═══ Records for processing
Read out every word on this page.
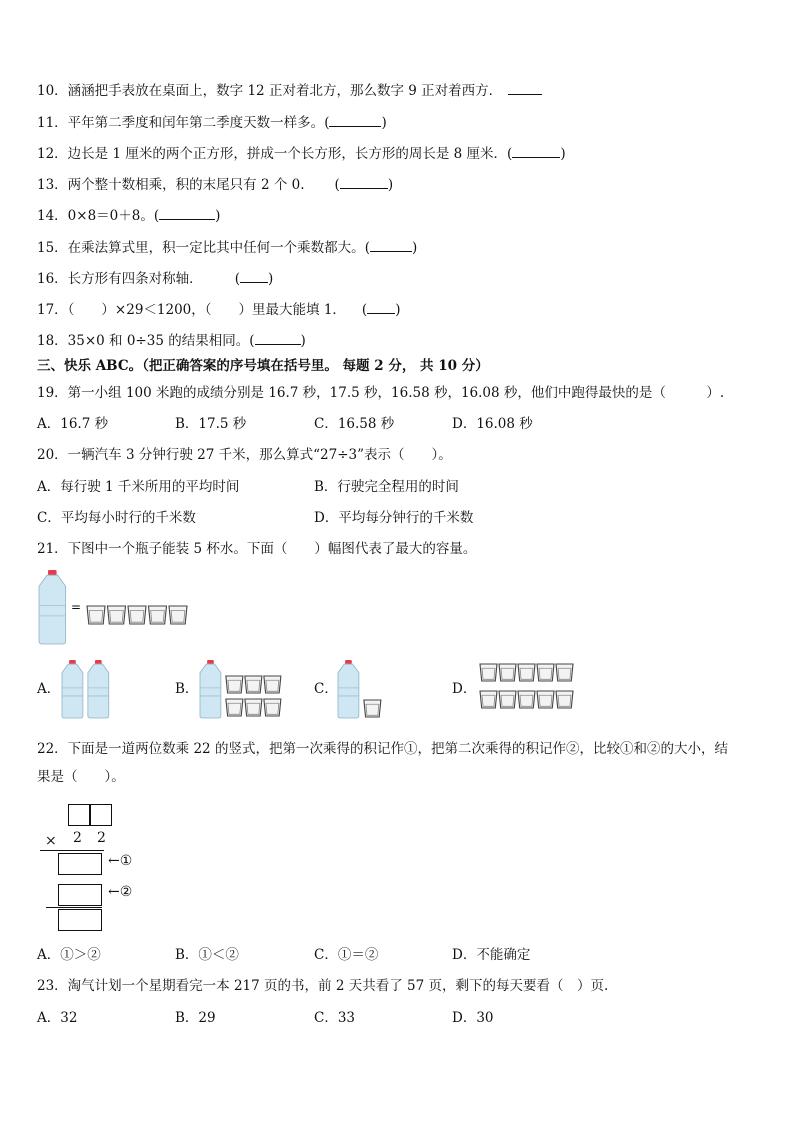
10．涵涵把手表放在桌面上，数字 12 正对着北方，那么数字 9 正对着西方．
11．平年第二季度和闰年第二季度天数一样多。(	)
12．边长是 1 厘米的两个正方形，拼成一个长方形，长方形的周长是 8 厘米．(	)
13．两个整十数相乘，积的末尾只有 2 个 0. (	)
14．0×8＝0＋8。(	)
15．在乘法算式里，积一定比其中任何一个乘数都大。(	)
16．长方形有四条对称轴． ( )
17．（　　）×29＜1200，（　　）里最大能填 1． ( )
18．35×0 和 0÷35 的结果相同。(	)
三、快乐 ABC。（把正确答案的序号填在括号里。 每题 2 分， 共 10 分）
19．第一小组 100 米跑的成绩分别是 16.7 秒，17.5 秒，16.58 秒，16.08 秒，他们中跑得最快的是（　　　）.
A．16.7 秒	B．17.5 秒	C．16.58 秒	D．16.08 秒
20．一辆汽车 3 分钟行驶 27 千米，那么算式“27÷3”表示（　　）。
A．每行驶 1 千米所用的平均时间	B．行驶完全程用的时间
C．平均每小时行的千米数	D．平均每分钟行的千米数
21．下图中一个瓶子能装 5 杯水。下面（　　）幅图代表了最大的容量。
=
A．	B．	C．	D．
22．下面是一道两位数乘 22 的竖式，把第一次乘得的积记作①，把第二次乘得的积记作②，比较①和②的大小，结
果是（　　）。
× 2 2
←①
←②
A．①＞②	B．①＜②	C．①＝②	D．不能确定
23．淘气计划一个星期看完一本 217 页的书，前 2 天共看了 57 页，剩下的每天要看（　）页.
A．32	B．29	C．33	D．30
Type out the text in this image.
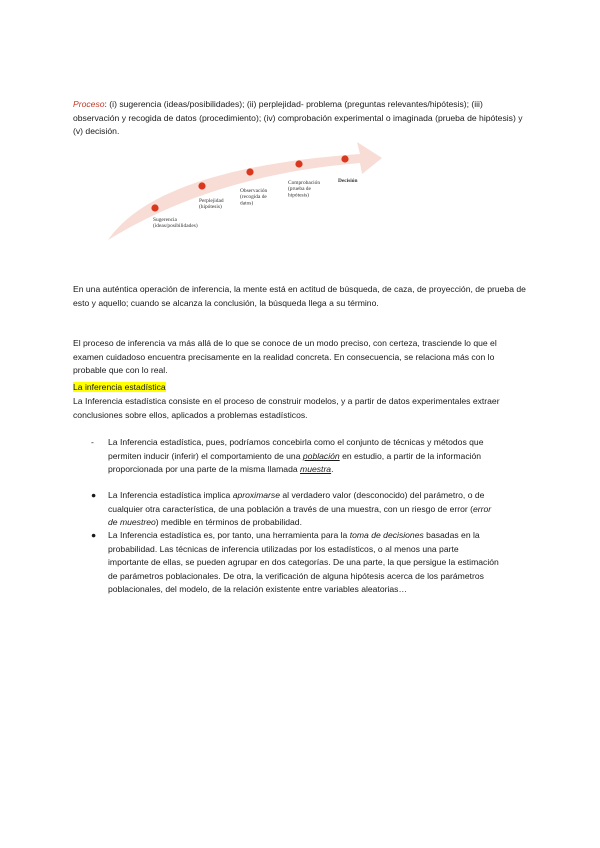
Proceso: (i) sugerencia (ideas/posibilidades); (ii) perplejidad- problema (preguntas relevantes/hipótesis); (iii) observación y recogida de datos (procedimiento); (iv) comprobación experimental o imaginada (prueba de hipótesis) y (v) decisión.

Sugerencia (ideas/posibilidades)
Perplejidad (hipótesis)
Observación (recogida de datos)
Comprobación (prueba de hipótesis)
Decisión

En una auténtica operación de inferencia, la mente está en actitud de búsqueda, de caza, de proyección, de prueba de esto y aquello; cuando se alcanza la conclusión, la búsqueda llega a su término.

El proceso de inferencia va más allá de lo que se conoce de un modo preciso, con certeza, trasciende lo que el examen cuidadoso encuentra precisamente en la realidad concreta. En consecuencia, se relaciona más con lo probable que con lo real.

La inferencia estadística

La Inferencia estadística consiste en el proceso de construir modelos, y a partir de datos experimentales extraer conclusiones sobre ellos, aplicados a problemas estadísticos.

- La Inferencia estadística, pues, podríamos concebirla como el conjunto de técnicas y métodos que permiten inducir (inferir) el comportamiento de una población en estudio, a partir de la información proporcionada por una parte de la misma llamada muestra.

● La Inferencia estadística implica aproximarse al verdadero valor (desconocido) del parámetro, o de cualquier otra característica, de una población a través de una muestra, con un riesgo de error (error de muestreo) medible en términos de probabilidad.

● La Inferencia estadística es, por tanto, una herramienta para la toma de decisiones basadas en la probabilidad. Las técnicas de inferencia utilizadas por los estadísticos, o al menos una parte importante de ellas, se pueden agrupar en dos categorías. De una parte, la que persigue la estimación de parámetros poblacionales. De otra, la verificación de alguna hipótesis acerca de los parámetros poblacionales, del modelo, de la relación existente entre variables aleatorias…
══════
[Exercise requirements]:
Where does the word "this" appear? Return each line that holds it.

[The completed task]:
Read out every word on this page.
Type out the text in this image.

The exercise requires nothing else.